_To be done_.
Copy the rows below word for word, starting with the first row and ending after the row that contains "615, 181, 636]".

Dataset items
**********
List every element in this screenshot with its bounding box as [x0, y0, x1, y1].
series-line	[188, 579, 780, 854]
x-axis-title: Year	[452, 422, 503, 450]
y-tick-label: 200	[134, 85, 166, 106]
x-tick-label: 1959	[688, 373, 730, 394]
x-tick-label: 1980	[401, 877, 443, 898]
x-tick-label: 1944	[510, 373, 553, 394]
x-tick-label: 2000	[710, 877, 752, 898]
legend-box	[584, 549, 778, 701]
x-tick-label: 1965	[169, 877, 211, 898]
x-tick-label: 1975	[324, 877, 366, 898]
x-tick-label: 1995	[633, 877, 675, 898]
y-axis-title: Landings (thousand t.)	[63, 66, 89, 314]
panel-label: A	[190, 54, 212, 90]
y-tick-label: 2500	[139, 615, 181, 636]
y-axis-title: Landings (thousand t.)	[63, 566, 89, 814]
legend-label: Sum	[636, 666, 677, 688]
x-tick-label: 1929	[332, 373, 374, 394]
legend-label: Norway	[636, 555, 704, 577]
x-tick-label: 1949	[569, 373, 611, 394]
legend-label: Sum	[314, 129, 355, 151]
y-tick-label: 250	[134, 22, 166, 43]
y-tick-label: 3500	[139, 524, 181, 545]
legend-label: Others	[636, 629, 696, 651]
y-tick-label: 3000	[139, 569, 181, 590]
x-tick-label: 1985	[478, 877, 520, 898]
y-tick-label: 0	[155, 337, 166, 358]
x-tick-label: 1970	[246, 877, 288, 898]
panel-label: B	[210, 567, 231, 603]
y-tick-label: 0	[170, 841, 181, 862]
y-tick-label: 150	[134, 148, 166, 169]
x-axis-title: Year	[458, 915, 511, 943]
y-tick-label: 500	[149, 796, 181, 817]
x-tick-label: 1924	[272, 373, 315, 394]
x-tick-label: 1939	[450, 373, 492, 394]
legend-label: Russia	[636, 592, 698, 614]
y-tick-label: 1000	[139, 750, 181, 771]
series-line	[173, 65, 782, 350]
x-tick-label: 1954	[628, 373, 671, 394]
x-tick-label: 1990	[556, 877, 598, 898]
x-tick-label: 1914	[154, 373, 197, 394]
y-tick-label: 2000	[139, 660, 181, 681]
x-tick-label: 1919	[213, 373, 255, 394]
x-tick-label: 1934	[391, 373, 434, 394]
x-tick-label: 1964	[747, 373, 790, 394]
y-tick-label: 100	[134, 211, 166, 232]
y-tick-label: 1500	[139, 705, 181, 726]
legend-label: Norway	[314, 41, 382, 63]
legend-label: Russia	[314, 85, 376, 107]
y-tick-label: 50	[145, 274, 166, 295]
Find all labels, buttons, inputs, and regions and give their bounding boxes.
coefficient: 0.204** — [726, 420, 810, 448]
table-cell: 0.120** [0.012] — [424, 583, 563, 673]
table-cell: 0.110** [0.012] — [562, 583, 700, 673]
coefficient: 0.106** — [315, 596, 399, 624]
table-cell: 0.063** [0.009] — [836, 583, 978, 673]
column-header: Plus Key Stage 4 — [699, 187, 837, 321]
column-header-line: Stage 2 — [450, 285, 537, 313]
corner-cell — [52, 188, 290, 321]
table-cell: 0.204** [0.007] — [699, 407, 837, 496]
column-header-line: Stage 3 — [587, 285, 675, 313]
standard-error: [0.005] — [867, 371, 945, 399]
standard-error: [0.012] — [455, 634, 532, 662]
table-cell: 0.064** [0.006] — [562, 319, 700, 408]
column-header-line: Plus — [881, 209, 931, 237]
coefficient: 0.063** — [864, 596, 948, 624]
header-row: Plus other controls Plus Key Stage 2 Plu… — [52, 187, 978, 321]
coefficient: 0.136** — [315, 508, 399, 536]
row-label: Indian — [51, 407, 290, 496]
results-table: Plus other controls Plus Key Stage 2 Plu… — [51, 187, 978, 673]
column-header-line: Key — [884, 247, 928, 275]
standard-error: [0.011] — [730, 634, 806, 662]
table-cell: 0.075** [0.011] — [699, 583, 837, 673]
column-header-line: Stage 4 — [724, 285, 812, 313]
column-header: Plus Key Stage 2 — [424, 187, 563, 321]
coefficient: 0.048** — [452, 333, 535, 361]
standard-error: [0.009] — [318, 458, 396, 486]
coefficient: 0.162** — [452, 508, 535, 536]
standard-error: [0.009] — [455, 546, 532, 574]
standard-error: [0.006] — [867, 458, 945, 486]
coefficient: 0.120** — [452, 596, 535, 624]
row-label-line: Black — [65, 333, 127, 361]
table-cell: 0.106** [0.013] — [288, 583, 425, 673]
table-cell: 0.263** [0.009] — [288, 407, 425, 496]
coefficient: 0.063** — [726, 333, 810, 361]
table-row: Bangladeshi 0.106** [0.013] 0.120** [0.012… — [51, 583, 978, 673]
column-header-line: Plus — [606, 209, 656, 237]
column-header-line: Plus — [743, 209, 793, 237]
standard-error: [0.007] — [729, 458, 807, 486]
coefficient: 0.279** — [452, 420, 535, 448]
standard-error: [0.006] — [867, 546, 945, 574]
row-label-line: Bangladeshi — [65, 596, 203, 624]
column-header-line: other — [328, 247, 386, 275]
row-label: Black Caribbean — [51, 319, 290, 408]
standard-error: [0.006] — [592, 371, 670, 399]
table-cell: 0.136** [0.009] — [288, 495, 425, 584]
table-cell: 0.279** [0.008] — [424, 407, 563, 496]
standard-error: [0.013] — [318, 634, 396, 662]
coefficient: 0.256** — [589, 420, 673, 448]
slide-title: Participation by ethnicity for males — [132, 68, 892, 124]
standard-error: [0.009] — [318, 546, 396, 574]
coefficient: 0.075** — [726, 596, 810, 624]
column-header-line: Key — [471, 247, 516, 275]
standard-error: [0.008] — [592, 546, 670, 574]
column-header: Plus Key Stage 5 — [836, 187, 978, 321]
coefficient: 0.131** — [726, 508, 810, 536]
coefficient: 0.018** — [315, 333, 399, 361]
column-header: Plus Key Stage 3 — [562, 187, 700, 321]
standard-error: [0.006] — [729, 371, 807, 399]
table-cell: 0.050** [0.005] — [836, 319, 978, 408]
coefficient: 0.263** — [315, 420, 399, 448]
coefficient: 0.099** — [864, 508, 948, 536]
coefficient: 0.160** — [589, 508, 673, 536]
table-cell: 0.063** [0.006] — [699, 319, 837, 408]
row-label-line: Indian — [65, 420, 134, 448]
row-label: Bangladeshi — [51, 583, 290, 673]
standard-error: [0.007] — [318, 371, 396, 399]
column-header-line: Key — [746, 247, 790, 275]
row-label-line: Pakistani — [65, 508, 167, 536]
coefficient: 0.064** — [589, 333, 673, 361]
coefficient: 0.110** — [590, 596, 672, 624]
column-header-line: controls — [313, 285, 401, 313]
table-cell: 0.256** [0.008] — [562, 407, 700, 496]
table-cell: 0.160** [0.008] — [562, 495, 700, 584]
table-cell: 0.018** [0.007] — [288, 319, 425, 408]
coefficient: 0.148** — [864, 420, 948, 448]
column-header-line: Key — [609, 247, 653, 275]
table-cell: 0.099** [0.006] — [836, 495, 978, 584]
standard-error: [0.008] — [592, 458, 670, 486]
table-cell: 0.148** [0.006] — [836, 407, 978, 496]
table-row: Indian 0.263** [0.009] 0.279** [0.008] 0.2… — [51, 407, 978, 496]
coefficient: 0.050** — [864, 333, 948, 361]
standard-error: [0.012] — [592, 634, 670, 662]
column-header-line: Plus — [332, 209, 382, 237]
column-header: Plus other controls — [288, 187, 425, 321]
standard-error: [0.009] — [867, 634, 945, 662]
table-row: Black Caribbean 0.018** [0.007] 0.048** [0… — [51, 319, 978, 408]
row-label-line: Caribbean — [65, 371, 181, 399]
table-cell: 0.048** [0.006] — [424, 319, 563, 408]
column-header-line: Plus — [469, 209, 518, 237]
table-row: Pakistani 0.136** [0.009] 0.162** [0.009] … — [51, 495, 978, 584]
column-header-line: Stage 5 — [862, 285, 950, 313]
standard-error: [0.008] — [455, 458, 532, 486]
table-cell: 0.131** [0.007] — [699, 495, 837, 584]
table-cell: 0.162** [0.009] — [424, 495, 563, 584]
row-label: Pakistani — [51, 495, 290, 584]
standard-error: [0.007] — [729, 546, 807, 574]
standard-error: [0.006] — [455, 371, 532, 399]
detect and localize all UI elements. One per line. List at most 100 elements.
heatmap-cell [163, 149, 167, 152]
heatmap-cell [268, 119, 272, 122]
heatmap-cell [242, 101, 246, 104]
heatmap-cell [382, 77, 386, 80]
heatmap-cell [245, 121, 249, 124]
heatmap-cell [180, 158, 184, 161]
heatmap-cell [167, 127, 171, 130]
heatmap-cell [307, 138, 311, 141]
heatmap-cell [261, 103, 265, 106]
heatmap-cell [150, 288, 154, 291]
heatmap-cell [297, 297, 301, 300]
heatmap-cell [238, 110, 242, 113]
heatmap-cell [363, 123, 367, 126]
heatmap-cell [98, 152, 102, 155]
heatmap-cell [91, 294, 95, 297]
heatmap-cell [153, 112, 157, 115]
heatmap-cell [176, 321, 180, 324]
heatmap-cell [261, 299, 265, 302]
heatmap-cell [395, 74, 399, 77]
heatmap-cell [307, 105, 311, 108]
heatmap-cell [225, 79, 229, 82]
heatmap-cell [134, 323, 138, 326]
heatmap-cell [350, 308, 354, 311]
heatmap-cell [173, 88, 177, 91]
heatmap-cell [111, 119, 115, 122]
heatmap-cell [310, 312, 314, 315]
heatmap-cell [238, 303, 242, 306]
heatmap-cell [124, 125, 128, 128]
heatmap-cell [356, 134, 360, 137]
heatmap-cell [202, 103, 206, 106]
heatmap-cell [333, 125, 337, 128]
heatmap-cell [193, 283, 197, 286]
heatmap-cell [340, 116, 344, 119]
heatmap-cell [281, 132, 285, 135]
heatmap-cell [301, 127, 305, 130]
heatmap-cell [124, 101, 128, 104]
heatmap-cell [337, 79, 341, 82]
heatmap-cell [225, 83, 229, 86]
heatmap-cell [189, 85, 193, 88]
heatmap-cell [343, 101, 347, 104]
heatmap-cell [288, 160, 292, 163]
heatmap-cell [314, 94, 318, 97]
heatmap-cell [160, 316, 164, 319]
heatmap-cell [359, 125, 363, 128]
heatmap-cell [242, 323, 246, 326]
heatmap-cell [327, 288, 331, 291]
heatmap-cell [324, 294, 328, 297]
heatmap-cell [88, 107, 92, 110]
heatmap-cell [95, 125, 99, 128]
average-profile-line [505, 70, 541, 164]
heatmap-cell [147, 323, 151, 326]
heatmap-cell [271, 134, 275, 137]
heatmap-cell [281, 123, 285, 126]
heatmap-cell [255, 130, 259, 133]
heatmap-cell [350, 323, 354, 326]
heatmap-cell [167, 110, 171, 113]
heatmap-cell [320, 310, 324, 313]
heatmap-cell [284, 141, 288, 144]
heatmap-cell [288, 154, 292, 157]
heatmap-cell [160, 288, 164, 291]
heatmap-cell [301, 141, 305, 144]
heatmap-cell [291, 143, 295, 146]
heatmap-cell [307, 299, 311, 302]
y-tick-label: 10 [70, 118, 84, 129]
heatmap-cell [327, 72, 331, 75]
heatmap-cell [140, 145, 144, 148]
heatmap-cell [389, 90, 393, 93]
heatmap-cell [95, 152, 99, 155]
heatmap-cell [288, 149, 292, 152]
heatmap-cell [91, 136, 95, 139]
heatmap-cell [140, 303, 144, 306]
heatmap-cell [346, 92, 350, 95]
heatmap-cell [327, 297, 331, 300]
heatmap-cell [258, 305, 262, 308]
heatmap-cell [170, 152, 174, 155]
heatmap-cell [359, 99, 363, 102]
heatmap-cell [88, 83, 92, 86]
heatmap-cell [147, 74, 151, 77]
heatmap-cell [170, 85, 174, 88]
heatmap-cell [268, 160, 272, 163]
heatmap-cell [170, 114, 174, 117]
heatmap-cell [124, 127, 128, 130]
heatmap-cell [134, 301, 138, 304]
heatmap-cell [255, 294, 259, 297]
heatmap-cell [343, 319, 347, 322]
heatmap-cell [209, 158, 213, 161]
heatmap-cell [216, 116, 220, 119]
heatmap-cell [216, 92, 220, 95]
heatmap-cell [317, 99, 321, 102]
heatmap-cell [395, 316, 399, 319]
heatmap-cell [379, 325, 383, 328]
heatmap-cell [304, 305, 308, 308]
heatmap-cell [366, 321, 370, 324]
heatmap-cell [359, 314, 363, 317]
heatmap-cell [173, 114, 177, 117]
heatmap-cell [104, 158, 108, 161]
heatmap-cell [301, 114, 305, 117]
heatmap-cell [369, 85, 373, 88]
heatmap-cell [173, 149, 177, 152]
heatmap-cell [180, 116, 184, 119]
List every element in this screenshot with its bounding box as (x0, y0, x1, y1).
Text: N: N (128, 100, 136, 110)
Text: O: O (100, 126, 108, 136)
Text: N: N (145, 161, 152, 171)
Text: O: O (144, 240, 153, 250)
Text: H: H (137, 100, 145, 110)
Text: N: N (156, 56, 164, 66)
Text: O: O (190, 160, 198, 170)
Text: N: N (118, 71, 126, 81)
**********
_Output_.
List every element in this screenshot with its bounding box as [x0, y0, x1, y1].
series-line	[188, 579, 780, 854]
x-axis-title: Year	[452, 422, 503, 450]
y-tick-label: 200	[134, 85, 166, 106]
x-tick-label: 1959	[688, 373, 730, 394]
x-tick-label: 1980	[401, 877, 443, 898]
x-tick-label: 1944	[510, 373, 553, 394]
x-tick-label: 2000	[710, 877, 752, 898]
legend-box	[584, 549, 778, 701]
x-tick-label: 1965	[169, 877, 211, 898]
x-tick-label: 1975	[324, 877, 366, 898]
x-tick-label: 1995	[633, 877, 675, 898]
y-axis-title: Landings (thousand t.)	[63, 66, 89, 314]
panel-label: A	[190, 54, 212, 90]
y-tick-label: 2500	[139, 615, 181, 636]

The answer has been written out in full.